Top of EXCERPTED TEXT

Birgit Pauli-Haack: That’s an interesting idea. You kind of have different walks through the museums.
Anne McCarthy: Yeah.
Birgit Pauli-Haack: It’s going to be really interesting. Yeah, I also could see that that maybe even be a story that is interactive narrative. Yeah, that’s a fiction and that’s posted as an art exhibit on it.
Anne McCarthy: Yeah.
Birgit Pauli-Haack: So a writer can put something. Well, there is the November challenge of the National Writing Association or so coming up. Maybe that’s something to look into it. Yeah. And you mentioned the Block Museum, we had just on the Gutenberg Times, you published a submission to the virtual museum of block art using tools and features for WordPress 6.0. What exactly are you looking for?
Anne McCarthy: Yeah, so this actually ties in nicely with all of this. So part of one of the ideas for the walkthrough and interactive element is when thinking about going through a museum, one of the things that I love is you’re kind of walking through and you see how based on periods of time, especially in a museum with a lot of, maybe not necessarily modern art but more historical art, you see how the tooling changes and access to paper unlocks the ability to do this, or access to different materials becoming more accessible, suddenly everyone’s using a certain color or whatever it is, or they know depth perception. I think there’s some interesting elements there. And so one of the ideas that I’m trying to work on right now is thinking about the Block Museum over a longer period of time. So what was available when WordPress 5.9 versus let’s say WordPress 6.9, ideally the tooling and what’s possible for the creation of art evolves, and I think it’d be so neat to have release-based art exhibits.
So I just set up the site super quick, because it’s WordPress using just a couple cray loop blocks, which is really cool. So there’s different exhibits. So there’s a 5.9 exhibit, a 6.0 exhibit, and now I want to have a 6.1, especially since so many design tools are coming to WordPress 6.1. There’s kind of an explosion of them, and I’m very keen to see what that unlocks in terms of art and the submission there. So I’m just looking for anything you want to create with WordPress 6.1. It can be before the release if you want to test stuff. I know the release is around the corner, and it can be anytime after leading up to 6.2. I just think it’s going to be a really, this release in particular, feels like it’s going to unlock a lot of creativity and I think it’ll be neat to visually show that at the museum.

Bottom of EXCERPTED TEXT
Top of DATA SECTION

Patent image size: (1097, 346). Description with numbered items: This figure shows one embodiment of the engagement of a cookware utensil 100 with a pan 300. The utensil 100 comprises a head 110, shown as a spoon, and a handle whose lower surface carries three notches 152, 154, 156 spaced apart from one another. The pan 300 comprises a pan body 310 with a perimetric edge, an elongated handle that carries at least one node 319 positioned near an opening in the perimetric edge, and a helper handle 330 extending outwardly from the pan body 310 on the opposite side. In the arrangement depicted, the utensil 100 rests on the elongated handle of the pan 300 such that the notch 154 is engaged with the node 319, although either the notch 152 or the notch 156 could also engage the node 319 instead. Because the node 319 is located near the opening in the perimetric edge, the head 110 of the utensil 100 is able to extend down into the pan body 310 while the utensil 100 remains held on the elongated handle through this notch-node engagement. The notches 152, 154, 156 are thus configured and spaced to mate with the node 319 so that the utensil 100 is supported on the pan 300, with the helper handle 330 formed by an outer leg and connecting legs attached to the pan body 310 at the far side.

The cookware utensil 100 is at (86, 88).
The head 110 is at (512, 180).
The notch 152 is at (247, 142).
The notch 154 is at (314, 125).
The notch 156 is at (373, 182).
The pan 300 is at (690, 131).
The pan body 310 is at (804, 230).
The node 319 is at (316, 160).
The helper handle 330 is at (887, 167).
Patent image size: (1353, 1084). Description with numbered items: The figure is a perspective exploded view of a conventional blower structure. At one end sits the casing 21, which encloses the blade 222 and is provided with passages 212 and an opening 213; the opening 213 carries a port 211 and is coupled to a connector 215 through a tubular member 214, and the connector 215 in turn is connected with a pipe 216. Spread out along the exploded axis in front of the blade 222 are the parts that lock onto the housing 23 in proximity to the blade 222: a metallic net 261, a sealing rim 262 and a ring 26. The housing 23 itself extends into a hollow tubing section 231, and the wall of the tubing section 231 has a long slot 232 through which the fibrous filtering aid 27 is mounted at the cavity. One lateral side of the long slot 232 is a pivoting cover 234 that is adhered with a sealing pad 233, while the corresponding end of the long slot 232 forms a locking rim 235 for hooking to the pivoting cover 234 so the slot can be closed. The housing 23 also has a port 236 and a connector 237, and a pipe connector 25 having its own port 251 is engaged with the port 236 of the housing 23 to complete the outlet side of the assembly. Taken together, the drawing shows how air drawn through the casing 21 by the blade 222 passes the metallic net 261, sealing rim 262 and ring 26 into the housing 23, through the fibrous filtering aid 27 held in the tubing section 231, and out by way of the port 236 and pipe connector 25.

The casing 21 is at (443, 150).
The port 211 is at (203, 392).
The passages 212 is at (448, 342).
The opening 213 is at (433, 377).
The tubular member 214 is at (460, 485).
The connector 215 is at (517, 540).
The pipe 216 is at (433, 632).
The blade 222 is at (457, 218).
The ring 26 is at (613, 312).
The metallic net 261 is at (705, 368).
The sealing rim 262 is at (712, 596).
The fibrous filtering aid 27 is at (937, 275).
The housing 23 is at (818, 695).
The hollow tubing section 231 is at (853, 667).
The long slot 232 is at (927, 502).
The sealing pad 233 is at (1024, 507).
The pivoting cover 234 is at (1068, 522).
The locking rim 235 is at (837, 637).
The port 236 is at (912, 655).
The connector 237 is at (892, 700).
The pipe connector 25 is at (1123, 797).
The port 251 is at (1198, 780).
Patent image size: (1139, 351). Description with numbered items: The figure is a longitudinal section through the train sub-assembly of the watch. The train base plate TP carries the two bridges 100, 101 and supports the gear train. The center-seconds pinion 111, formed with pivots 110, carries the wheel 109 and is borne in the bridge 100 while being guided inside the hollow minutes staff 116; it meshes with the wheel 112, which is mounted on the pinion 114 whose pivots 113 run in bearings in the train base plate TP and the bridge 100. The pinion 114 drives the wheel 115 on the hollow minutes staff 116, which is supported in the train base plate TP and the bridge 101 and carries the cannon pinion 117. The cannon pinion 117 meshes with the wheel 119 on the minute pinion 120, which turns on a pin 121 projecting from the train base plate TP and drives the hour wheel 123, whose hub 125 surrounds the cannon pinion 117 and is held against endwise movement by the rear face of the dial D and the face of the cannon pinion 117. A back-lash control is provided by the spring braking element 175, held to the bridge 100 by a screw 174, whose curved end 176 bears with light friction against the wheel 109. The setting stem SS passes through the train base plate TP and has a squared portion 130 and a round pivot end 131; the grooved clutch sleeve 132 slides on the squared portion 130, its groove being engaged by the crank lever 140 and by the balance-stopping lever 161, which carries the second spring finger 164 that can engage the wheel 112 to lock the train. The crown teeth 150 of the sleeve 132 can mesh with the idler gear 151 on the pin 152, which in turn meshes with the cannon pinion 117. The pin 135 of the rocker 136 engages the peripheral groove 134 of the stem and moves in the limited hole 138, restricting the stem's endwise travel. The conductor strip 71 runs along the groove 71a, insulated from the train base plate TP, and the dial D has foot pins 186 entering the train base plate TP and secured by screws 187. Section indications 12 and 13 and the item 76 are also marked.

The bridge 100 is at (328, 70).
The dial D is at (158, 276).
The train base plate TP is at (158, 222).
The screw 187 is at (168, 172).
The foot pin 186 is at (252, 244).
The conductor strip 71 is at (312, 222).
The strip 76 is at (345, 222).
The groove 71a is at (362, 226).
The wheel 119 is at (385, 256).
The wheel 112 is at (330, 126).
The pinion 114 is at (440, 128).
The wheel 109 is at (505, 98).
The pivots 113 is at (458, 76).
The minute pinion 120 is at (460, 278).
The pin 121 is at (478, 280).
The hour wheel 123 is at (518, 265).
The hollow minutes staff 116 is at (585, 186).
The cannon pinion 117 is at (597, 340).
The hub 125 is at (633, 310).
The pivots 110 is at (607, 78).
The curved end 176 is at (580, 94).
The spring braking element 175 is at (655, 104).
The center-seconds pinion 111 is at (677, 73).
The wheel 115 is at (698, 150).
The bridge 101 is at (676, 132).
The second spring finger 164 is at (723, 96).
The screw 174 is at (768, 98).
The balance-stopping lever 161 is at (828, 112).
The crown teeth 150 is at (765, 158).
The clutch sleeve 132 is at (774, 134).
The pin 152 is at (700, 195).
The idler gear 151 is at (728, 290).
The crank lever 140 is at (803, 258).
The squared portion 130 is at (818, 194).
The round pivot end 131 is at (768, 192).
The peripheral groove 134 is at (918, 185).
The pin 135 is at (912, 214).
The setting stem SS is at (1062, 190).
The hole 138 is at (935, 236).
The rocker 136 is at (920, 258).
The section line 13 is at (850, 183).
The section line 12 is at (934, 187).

Bottom of DATA SECTION

- [ACTIONS TO TAKE]
A) In the conversation about the virtual Block Museum, which WordPress release exhibits does Anne McCarthy say the site already has?
B) Write the next part of the conversation about the virtual Block Museum, picking up after its last line.

- [RESULTS]
A) A 5.9 exhibit and a 6.0 exhibit.

B)
Birgit Pauli-Haack: Yeah, I think so too. And I’m really looking forward to what’s coming to the workers, to the museum as submissions because now with the be it the border control or be it the background or the gradients and all that, there are a lot of options to apply art, apply color, apply different forms and shapes that you can build with it. And there are some great examples already in the museum. So if you are not so creative and want to see what other people do, head on over to the blockmuseum.com. Is it a block-museum?
Anne McCarthy: Block-museum. I always forget sometimes.
Birgit Pauli-Haack: Yeah. So these are the two community contributions today talking about art. I’m really excited about that because all of a sudden it’s away from making money or away from, oh I need to get my blog post posted and making products or something like that. Yeah, I’m really excited that we talk about it together. So what was released is the next section and…
What’s Released
Anne McCarthy: Yeah, let’s dive into that. So WordPress 6.1 release candidate four is actually now available for testing. This was not published on our WordPress news site. Just kind of sometimes with release cycles there’s some additional RCs released candidates that are released right before just to make sure different high-priority bugs are addressed, but they’re not as necessarily major. So in this case I think two things were fixed. So you may not see it on WordPress news but know that it has happened and there’s now an RC4. So release squad is working super hard and behind the scenes to get final pieces in place and ready for the dry run. And then the final release is scheduled as a reminder for November 1st. And then Hector shared details about the release day process and earlier post if you’re a nerd like me and to know what actually happens.
And if you listen to this episode over the weekend before the release, it would be amazing if you could take some time to test 6.1. Brian Alexander, who is the, I think, test team lead and also the test lead for this release has instructions that make this really easy to follow. That will be in the show notes for helping test the different features of 6.1 and truly pick and choose whatever grabs your interest because it all helps. And I’ll do a special plug for any more developer focused folks, it would be great to test the typography as well as using block to put parts in a classic theme. And if you want to go even further, there’s a lot of stuff with filters for extending theme JSON and all sorts of things in the field guide. But I’m particularly keyed up around some of the developer features right now and getting feedback, even if it’s just like maybe you don’t find a bug but you find a way that would be more useful for you in the future. It’d be great.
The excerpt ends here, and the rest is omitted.